### Page transcription entries
• • • •
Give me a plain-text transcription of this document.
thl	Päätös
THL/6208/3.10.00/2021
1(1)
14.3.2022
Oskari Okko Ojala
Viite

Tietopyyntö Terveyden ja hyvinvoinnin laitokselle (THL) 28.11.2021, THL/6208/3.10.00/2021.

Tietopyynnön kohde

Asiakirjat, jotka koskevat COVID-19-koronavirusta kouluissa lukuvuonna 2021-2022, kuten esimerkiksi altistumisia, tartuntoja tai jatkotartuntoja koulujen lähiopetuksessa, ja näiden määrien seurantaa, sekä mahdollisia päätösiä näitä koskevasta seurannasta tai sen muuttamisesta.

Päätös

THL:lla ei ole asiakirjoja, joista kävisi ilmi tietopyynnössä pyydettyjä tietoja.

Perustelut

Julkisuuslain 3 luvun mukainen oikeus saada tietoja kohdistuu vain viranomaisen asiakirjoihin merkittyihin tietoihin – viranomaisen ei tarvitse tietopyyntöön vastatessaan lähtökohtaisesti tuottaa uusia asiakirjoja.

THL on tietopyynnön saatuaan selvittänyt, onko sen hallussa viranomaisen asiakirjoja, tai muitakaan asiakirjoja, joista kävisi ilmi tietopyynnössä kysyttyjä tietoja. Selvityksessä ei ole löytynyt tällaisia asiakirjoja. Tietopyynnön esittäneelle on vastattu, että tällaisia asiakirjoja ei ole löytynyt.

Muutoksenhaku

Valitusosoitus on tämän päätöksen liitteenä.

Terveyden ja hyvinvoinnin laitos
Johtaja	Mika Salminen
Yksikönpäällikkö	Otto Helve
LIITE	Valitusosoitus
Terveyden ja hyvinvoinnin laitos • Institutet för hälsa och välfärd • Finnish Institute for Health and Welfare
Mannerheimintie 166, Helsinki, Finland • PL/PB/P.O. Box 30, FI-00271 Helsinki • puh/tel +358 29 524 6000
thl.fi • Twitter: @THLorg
• • • •
### Task description
Search the records for lines holding the word "Terveyden", then copy each line you find.

### Task response
Tietopyyntö Terveyden ja hyvinvoinnin laitokselle (THL) 28.11.2021, THL/6208/3.10.00/2021.
Terveyden ja hyvinvoinnin laitos
Terveyden ja hyvinvoinnin laitos • Institutet för hälsa och välfärd • Finnish Institute for Health and Welfare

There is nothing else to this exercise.